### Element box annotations

[BEGIN]

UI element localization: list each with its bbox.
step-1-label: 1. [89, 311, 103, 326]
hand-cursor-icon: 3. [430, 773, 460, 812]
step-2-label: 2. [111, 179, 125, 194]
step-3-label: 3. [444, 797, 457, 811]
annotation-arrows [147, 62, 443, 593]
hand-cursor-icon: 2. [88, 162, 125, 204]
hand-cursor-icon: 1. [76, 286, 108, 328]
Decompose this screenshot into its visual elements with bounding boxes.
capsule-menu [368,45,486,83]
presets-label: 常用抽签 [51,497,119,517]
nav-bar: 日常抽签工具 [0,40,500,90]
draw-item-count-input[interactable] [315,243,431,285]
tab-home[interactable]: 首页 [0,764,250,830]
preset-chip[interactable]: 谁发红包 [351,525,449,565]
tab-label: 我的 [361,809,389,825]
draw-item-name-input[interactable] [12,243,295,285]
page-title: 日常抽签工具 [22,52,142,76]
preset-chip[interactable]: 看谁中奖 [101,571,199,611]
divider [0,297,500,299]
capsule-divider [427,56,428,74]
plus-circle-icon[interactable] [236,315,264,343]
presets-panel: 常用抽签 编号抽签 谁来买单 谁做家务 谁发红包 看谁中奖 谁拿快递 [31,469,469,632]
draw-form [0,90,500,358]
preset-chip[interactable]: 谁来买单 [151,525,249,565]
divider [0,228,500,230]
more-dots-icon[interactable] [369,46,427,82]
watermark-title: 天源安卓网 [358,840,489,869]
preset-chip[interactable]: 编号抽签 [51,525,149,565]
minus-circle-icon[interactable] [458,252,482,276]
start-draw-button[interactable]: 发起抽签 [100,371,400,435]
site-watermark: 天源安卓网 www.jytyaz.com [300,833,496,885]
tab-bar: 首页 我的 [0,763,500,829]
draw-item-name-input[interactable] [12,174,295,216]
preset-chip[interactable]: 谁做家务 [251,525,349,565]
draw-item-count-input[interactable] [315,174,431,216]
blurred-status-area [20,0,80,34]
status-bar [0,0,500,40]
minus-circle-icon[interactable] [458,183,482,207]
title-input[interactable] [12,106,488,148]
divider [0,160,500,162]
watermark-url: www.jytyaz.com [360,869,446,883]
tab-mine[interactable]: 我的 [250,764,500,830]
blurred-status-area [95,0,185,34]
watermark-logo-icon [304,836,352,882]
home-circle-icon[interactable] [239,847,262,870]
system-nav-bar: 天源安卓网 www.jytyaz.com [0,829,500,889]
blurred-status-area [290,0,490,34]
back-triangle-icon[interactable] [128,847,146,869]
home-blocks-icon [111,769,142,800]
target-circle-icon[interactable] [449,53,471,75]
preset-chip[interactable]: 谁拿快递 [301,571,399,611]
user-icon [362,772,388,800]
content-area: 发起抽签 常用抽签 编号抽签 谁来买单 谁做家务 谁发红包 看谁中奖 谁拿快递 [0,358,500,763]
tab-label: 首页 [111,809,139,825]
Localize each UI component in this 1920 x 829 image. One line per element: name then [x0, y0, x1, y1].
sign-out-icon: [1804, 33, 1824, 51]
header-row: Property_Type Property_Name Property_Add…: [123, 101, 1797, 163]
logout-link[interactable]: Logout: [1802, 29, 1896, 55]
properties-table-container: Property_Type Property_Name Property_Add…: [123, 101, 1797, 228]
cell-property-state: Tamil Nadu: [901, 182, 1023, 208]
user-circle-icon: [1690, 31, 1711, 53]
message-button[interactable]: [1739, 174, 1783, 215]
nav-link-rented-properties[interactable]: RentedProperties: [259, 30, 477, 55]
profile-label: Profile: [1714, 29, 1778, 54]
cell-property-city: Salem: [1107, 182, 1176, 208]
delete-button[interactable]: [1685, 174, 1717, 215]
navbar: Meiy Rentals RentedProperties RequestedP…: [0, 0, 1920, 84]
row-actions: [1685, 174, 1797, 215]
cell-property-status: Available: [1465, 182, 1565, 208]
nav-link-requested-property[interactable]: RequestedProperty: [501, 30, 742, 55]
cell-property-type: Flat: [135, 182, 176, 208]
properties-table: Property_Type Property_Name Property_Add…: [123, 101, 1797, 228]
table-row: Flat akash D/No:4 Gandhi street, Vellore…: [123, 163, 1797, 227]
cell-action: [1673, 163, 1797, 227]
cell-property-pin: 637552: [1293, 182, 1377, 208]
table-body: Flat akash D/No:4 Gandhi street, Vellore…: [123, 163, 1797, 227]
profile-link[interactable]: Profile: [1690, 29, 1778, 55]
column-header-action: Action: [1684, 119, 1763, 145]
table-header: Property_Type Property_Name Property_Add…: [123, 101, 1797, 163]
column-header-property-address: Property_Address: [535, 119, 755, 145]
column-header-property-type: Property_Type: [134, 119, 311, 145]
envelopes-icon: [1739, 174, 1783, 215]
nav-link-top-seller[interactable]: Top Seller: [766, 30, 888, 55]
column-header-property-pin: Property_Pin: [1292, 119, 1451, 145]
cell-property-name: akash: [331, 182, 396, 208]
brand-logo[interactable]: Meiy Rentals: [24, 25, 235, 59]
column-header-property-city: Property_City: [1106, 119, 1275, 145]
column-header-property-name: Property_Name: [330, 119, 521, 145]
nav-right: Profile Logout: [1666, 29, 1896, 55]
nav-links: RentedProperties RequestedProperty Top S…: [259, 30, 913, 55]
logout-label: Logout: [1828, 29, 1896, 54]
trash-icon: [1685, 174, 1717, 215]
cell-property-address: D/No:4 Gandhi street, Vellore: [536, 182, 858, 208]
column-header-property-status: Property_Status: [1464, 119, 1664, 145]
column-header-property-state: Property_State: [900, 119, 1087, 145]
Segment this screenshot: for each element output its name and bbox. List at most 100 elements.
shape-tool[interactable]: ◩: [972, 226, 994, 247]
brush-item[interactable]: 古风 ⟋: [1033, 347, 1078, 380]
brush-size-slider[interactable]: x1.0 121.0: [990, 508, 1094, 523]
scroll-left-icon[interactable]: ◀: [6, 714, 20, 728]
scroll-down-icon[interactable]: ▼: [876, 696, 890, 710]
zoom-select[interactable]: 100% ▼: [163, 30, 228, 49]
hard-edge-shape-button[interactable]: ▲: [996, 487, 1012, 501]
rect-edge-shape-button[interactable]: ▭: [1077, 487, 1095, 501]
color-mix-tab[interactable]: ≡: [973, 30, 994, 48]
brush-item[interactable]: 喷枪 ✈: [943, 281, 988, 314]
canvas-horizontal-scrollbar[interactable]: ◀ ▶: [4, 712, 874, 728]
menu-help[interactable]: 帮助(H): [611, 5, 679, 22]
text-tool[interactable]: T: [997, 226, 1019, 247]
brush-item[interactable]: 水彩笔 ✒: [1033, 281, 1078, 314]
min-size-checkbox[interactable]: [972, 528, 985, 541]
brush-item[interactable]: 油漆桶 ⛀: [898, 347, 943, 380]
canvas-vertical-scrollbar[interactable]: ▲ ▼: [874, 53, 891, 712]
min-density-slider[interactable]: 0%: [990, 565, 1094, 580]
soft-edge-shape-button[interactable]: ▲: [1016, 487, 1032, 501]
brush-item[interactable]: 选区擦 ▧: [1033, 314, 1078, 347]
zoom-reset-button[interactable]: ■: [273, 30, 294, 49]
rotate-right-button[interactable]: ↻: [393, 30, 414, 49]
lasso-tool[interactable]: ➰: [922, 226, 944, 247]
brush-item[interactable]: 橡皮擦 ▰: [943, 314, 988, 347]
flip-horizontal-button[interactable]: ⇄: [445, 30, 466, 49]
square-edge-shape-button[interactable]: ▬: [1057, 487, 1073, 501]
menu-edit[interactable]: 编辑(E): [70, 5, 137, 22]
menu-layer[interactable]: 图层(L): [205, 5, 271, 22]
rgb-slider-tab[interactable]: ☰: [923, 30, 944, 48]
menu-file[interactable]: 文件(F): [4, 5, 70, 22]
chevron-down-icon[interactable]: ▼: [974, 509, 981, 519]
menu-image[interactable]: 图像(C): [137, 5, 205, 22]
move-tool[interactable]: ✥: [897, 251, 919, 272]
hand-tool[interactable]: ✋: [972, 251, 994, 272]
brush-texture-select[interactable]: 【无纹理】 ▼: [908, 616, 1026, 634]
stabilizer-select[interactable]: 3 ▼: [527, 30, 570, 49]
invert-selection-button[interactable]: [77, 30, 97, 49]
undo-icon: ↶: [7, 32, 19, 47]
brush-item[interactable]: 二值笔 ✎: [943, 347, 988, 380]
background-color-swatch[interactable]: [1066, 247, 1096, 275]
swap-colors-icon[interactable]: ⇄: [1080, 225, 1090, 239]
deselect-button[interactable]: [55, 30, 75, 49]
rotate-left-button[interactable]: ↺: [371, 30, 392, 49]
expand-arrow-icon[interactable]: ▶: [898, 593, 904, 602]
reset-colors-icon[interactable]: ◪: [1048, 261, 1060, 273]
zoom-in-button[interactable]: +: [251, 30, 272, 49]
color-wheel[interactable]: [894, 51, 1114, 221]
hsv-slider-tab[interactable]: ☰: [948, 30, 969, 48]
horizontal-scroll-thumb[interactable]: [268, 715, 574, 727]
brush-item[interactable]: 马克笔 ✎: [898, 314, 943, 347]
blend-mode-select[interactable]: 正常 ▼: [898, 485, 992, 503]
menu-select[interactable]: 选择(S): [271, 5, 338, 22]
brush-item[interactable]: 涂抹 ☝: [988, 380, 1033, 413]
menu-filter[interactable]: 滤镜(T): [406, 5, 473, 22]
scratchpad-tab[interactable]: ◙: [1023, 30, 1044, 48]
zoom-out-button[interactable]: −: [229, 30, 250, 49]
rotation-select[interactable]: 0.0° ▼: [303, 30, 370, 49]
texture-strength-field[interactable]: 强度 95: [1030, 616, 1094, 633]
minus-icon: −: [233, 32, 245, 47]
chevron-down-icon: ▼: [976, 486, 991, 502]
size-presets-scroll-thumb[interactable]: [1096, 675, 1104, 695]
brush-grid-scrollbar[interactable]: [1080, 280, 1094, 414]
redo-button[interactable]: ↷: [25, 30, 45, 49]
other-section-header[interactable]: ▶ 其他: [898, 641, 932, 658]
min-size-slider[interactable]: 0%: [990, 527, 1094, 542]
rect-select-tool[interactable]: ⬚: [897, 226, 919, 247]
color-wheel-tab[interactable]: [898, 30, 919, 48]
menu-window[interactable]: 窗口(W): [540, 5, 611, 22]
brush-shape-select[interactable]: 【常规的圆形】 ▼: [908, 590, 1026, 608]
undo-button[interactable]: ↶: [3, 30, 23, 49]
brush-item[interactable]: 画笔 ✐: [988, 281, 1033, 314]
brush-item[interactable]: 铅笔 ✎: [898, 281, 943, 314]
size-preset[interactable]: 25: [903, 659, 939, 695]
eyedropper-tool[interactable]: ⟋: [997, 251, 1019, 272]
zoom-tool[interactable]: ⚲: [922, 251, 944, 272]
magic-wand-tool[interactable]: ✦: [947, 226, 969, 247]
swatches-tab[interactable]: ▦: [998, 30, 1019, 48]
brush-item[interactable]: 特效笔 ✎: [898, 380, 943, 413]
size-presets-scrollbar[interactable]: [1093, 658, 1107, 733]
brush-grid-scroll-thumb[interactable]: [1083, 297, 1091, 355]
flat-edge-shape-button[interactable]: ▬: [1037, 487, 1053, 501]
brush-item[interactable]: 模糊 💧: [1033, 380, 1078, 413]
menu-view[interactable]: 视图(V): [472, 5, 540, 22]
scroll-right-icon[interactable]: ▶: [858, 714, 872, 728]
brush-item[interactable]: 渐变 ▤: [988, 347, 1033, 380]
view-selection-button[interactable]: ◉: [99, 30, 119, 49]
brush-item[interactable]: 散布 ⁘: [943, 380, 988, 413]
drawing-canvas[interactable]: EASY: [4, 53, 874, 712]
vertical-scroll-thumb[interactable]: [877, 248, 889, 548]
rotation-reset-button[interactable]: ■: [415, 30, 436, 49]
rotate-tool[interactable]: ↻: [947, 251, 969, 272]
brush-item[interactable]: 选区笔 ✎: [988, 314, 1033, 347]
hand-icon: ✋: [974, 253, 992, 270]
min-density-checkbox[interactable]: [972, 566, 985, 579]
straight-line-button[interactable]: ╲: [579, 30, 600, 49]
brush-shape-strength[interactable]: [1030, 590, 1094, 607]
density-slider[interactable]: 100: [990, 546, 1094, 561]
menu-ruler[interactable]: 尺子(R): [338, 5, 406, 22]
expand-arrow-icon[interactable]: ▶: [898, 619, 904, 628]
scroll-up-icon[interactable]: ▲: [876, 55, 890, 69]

[END]

### Written instruction
Echo the lines running from the start of the records through the line containing "preset-chip[interactable]: 谁发红包 [351,525,449,565]", with both ends included.

### The response
UI element localization: list each with its bbox.
step-1-label: 1. [89, 311, 103, 326]
hand-cursor-icon: 3. [430, 773, 460, 812]
step-2-label: 2. [111, 179, 125, 194]
step-3-label: 3. [444, 797, 457, 811]
annotation-arrows [147, 62, 443, 593]
hand-cursor-icon: 2. [88, 162, 125, 204]
hand-cursor-icon: 1. [76, 286, 108, 328]
Decompose this screenshot into its visual elements with bounding boxes.
capsule-menu [368,45,486,83]
presets-label: 常用抽签 [51,497,119,517]
nav-bar: 日常抽签工具 [0,40,500,90]
draw-item-count-input[interactable] [315,243,431,285]
tab-home[interactable]: 首页 [0,764,250,830]
preset-chip[interactable]: 谁发红包 [351,525,449,565]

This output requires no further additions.